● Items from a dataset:
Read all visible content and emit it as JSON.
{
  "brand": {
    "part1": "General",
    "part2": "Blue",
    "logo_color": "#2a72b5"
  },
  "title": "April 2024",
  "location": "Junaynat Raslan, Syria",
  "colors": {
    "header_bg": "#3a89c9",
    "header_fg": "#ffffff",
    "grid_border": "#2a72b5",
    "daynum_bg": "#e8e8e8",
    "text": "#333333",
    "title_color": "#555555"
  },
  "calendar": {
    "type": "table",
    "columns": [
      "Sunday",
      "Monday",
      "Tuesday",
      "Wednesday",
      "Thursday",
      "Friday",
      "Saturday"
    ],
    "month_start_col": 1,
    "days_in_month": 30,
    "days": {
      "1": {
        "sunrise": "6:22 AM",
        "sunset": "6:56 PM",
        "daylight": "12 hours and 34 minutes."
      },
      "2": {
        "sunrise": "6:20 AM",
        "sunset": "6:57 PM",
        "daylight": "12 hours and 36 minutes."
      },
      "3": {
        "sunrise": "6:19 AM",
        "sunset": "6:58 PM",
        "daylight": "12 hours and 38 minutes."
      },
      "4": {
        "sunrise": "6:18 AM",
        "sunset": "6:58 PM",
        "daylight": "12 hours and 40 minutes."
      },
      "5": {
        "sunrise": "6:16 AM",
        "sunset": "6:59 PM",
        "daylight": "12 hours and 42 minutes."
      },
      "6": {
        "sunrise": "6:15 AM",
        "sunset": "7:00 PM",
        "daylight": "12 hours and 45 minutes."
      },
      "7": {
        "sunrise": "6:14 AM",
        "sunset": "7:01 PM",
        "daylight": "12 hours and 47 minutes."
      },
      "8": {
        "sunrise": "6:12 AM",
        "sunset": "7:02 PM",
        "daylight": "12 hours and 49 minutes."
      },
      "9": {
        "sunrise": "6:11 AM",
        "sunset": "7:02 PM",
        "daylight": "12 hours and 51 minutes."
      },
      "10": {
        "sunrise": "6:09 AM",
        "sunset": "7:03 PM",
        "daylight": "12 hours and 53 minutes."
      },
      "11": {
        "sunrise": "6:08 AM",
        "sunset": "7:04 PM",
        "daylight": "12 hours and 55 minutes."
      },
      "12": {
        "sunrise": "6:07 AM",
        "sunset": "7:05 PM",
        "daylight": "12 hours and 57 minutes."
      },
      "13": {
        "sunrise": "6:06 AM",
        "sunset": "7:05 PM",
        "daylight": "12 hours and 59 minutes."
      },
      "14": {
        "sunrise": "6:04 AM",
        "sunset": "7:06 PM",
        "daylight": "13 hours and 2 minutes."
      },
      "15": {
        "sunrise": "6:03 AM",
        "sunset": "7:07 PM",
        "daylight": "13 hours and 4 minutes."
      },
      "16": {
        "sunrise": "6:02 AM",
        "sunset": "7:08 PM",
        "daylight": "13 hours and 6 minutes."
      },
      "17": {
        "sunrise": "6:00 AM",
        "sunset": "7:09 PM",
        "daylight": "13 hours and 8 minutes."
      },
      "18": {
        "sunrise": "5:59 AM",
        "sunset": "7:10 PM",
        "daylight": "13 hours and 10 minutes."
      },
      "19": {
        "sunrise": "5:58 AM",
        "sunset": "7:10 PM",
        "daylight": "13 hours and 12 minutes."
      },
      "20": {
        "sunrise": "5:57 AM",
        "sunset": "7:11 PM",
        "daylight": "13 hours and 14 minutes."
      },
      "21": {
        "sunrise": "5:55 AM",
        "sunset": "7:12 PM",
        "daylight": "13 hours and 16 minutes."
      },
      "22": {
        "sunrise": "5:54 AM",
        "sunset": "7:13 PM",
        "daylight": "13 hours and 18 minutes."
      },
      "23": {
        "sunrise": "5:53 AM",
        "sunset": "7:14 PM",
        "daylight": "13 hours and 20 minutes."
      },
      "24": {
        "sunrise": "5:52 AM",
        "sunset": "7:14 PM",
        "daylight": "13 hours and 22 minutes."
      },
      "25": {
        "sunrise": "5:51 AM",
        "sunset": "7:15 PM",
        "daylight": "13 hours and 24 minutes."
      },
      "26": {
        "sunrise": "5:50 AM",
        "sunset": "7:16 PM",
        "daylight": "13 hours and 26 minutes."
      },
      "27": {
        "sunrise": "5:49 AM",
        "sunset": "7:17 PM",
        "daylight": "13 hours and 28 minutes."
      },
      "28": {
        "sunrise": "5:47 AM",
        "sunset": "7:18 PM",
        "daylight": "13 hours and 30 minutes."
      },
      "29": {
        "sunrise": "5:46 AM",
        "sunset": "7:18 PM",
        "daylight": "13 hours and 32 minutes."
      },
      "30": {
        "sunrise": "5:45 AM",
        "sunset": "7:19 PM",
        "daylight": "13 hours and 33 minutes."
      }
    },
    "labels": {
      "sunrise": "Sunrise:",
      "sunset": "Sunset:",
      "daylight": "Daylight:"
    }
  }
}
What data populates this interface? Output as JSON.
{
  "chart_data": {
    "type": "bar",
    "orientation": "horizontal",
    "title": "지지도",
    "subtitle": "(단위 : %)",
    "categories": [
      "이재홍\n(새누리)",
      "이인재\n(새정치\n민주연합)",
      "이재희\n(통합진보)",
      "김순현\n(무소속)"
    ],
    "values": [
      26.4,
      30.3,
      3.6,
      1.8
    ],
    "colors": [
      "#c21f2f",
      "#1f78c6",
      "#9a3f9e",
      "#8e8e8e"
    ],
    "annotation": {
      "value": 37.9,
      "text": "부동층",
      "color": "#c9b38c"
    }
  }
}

● Do this: Faithfully copy every entry, leaving nothing out.

● Output for this task:
Read all visible content and emit it as JSON.
{
  "brand": {
    "part1": "General",
    "part2": "Blue",
    "logo_color": "#2a72b5"
  },
  "title": "April 2024",
  "location": "Junaynat Raslan, Syria",
  "colors": {
    "header_bg": "#3a89c9",
    "header_fg": "#ffffff",
    "grid_border": "#2a72b5",
    "daynum_bg": "#e8e8e8",
    "text": "#333333",
    "title_color": "#555555"
  },
  "calendar": {
    "type": "table",
    "columns": [
      "Sunday",
      "Monday",
      "Tuesday",
      "Wednesday",
      "Thursday",
      "Friday",
      "Saturday"
    ],
    "month_start_col": 1,
    "days_in_month": 30,
    "days": {
      "1": {
        "sunrise": "6:22 AM",
        "sunset": "6:56 PM",
        "daylight": "12 hours and 34 minutes."
      },
      "2": {
        "sunrise": "6:20 AM",
        "sunset": "6:57 PM",
        "daylight": "12 hours and 36 minutes."
      },
      "3": {
        "sunrise": "6:19 AM",
        "sunset": "6:58 PM",
        "daylight": "12 hours and 38 minutes."
      },
      "4": {
        "sunrise": "6:18 AM",
        "sunset": "6:58 PM",
        "daylight": "12 hours and 40 minutes."
      },
      "5": {
        "sunrise": "6:16 AM",
        "sunset": "6:59 PM",
        "daylight": "12 hours and 42 minutes."
      },
      "6": {
        "sunrise": "6:15 AM",
        "sunset": "7:00 PM",
        "daylight": "12 hours and 45 minutes."
      },
      "7": {
        "sunrise": "6:14 AM",
        "sunset": "7:01 PM",
        "daylight": "12 hours and 47 minutes."
      },
      "8": {
        "sunrise": "6:12 AM",
        "sunset": "7:02 PM",
        "daylight": "12 hours and 49 minutes."
      },
      "9": {
        "sunrise": "6:11 AM",
        "sunset": "7:02 PM",
        "daylight": "12 hours and 51 minutes."
      },
      "10": {
        "sunrise": "6:09 AM",
        "sunset": "7:03 PM",
        "daylight": "12 hours and 53 minutes."
      },
      "11": {
        "sunrise": "6:08 AM",
        "sunset": "7:04 PM",
        "daylight": "12 hours and 55 minutes."
      },
      "12": {
        "sunrise": "6:07 AM",
        "sunset": "7:05 PM",
        "daylight": "12 hours and 57 minutes."
      },
      "13": {
        "sunrise": "6:06 AM",
        "sunset": "7:05 PM",
        "daylight": "12 hours and 59 minutes."
      },
      "14": {
        "sunrise": "6:04 AM",
        "sunset": "7:06 PM",
        "daylight": "13 hours and 2 minutes."
      },
      "15": {
        "sunrise": "6:03 AM",
        "sunset": "7:07 PM",
        "daylight": "13 hours and 4 minutes."
      },
      "16": {
        "sunrise": "6:02 AM",
        "sunset": "7:08 PM",
        "daylight": "13 hours and 6 minutes."
      },
      "17": {
        "sunrise": "6:00 AM",
        "sunset": "7:09 PM",
        "daylight": "13 hours and 8 minutes."
      },
      "18": {
        "sunrise": "5:59 AM",
        "sunset": "7:10 PM",
        "daylight": "13 hours and 10 minutes."
      },
      "19": {
        "sunrise": "5:58 AM",
        "sunset": "7:10 PM",
        "daylight": "13 hours and 12 minutes."
      },
      "20": {
        "sunrise": "5:57 AM",
        "sunset": "7:11 PM",
        "daylight": "13 hours and 14 minutes."
      },
      "21": {
        "sunrise": "5:55 AM",
        "sunset": "7:12 PM",
        "daylight": "13 hours and 16 minutes."
      },
      "22": {
        "sunrise": "5:54 AM",
        "sunset": "7:13 PM",
        "daylight": "13 hours and 18 minutes."
      },
      "23": {
        "sunrise": "5:53 AM",
        "sunset": "7:14 PM",
        "daylight": "13 hours and 20 minutes."
      },
      "24": {
        "sunrise": "5:52 AM",
        "sunset": "7:14 PM",
        "daylight": "13 hours and 22 minutes."
      },
      "25": {
        "sunrise": "5:51 AM",
        "sunset": "7:15 PM",
        "daylight": "13 hours and 24 minutes."
      },
      "26": {
        "sunrise": "5:50 AM",
        "sunset": "7:16 PM",
        "daylight": "13 hours and 26 minutes."
      },
      "27": {
        "sunrise": "5:49 AM",
        "sunset": "7:17 PM",
        "daylight": "13 hours and 28 minutes."
      },
      "28": {
        "sunrise": "5:47 AM",
        "sunset": "7:18 PM",
        "daylight": "13 hours and 30 minutes."
      },
      "29": {
        "sunrise": "5:46 AM",
        "sunset": "7:18 PM",
        "daylight": "13 hours and 32 minutes."
      },
      "30": {
        "sunrise": "5:45 AM",
        "sunset": "7:19 PM",
        "daylight": "13 hours and 33 minutes."
      }
    },
    "labels": {
      "sunrise": "Sunrise:",
      "sunset": "Sunset:",
      "daylight": "Daylight:"
    }
  }
}
What data populates this interface? Output as JSON.
{
  "chart_data": {
    "type": "bar",
    "orientation": "horizontal",
    "title": "지지도",
    "subtitle": "(단위 : %)",
    "categories": [
      "이재홍\n(새누리)",
      "이인재\n(새정치\n민주연합)",
      "이재희\n(통합진보)",
      "김순현\n(무소속)"
    ],
    "values": [
      26.4,
      30.3,
      3.6,
      1.8
    ],
    "colors": [
      "#c21f2f",
      "#1f78c6",
      "#9a3f9e",
      "#8e8e8e"
    ],
    "annotation": {
      "value": 37.9,
      "text": "부동층",
      "color": "#c9b38c"
    }
  }
}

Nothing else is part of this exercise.